■ What you should do
Check each line for the string "ہوتا", then give only how many lines have it.

>> Start Records for processing

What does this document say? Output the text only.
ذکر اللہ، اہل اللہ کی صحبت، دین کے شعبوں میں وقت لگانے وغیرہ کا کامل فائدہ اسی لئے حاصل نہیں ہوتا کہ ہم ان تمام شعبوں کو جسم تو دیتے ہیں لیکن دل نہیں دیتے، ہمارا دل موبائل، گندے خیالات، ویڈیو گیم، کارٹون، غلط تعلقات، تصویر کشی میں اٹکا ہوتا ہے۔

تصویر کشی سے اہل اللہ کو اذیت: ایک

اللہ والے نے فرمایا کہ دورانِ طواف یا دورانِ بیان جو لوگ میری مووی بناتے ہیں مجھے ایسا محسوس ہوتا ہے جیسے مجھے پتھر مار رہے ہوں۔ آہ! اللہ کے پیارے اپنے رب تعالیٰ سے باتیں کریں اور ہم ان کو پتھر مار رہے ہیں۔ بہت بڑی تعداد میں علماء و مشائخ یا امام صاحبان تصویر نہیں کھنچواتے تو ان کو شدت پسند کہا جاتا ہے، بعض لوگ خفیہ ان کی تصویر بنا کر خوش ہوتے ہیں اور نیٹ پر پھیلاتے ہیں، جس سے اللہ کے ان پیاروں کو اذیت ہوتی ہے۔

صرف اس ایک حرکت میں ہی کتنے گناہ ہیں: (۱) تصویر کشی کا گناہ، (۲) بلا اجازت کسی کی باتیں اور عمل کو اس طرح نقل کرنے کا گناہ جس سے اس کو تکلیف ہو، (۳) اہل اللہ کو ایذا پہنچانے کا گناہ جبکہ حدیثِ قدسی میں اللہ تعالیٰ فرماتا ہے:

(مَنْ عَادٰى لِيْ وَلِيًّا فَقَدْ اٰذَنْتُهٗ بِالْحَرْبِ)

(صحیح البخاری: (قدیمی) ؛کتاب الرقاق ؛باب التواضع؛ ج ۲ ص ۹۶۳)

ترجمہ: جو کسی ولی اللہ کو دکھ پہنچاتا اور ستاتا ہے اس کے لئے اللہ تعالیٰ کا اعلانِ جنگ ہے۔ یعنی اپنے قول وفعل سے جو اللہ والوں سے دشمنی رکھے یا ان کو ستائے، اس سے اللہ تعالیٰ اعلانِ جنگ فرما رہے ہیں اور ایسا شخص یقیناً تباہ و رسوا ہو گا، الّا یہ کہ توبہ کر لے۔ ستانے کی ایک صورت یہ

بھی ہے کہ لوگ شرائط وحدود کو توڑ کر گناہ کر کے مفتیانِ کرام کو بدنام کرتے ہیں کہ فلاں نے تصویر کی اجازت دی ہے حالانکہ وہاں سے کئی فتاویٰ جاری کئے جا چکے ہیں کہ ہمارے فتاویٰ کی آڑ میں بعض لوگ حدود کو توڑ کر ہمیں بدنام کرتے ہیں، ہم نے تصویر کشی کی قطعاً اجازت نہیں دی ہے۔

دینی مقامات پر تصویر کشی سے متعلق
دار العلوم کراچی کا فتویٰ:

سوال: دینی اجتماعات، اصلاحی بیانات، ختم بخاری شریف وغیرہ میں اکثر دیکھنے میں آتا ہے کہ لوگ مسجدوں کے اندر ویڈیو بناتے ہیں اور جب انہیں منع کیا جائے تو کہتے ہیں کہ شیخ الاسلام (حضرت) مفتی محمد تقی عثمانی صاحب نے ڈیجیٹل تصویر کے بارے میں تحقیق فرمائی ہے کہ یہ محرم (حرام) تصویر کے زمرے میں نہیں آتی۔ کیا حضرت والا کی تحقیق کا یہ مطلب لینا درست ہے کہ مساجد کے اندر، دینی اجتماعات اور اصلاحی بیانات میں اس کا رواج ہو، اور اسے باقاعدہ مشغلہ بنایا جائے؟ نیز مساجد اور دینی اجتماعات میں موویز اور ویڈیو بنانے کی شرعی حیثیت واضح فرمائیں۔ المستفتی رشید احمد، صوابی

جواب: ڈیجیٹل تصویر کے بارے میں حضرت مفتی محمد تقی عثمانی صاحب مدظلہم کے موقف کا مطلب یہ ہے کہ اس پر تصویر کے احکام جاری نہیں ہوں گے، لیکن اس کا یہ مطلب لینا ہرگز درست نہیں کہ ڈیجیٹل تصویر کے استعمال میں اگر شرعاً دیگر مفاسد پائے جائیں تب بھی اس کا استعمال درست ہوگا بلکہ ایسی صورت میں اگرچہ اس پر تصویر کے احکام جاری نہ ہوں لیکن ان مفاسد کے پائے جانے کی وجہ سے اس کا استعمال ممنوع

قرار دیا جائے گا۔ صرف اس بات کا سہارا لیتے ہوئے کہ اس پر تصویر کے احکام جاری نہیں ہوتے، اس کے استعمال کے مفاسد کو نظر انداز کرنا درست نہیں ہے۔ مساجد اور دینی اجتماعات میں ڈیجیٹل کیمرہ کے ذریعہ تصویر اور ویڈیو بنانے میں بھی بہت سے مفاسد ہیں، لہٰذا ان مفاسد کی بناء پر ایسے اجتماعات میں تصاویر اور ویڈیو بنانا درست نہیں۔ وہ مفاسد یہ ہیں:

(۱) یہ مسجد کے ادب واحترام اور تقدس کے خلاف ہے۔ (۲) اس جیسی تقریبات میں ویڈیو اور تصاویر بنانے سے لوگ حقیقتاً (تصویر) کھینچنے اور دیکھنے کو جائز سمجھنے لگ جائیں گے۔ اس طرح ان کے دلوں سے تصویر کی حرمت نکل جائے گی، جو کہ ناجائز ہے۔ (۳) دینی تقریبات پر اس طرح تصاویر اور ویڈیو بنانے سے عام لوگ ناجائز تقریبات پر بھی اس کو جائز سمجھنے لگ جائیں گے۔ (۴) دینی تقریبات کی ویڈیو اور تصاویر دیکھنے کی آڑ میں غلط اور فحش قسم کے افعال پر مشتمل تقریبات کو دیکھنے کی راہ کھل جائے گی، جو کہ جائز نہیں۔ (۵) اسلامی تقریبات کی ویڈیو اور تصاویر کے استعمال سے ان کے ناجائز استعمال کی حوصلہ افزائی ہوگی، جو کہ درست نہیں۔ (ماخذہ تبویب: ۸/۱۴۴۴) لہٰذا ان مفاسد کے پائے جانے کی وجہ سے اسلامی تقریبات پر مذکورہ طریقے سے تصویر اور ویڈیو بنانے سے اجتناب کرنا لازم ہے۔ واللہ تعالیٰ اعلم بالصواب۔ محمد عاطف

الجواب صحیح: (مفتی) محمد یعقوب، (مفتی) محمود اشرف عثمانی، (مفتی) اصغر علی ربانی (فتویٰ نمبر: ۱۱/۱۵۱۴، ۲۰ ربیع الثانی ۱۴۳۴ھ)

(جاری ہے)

>> End Records for processing
>> Start Records for processing

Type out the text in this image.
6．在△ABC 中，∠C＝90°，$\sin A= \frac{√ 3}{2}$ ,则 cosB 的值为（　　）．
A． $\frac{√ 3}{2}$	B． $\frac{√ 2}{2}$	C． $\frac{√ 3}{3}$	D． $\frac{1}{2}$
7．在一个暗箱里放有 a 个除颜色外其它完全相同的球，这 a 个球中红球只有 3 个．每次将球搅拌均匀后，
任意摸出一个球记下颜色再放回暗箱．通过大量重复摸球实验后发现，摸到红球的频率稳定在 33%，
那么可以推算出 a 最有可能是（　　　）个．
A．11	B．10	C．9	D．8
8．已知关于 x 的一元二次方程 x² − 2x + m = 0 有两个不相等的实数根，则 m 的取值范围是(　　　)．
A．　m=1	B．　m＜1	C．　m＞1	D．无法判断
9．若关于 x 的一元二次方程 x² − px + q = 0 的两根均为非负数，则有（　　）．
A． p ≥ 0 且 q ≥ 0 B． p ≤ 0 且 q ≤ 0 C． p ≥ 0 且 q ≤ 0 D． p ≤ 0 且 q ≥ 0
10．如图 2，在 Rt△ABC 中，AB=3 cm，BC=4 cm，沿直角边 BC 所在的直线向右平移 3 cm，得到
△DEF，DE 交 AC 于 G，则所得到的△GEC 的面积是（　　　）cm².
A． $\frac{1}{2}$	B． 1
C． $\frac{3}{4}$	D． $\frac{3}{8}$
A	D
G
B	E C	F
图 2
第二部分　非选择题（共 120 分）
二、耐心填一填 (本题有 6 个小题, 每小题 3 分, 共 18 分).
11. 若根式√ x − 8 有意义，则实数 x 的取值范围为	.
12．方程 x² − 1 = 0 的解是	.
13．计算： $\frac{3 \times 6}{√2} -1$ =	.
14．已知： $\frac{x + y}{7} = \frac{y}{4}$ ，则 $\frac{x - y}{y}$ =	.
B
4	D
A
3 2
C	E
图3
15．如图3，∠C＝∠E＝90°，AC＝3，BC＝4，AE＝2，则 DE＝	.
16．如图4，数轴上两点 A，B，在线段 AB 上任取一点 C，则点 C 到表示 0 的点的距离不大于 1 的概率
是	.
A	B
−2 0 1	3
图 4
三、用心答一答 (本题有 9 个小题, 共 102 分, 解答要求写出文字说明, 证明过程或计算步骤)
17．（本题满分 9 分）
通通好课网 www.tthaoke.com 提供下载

>> End Records for processing

■ Reply
2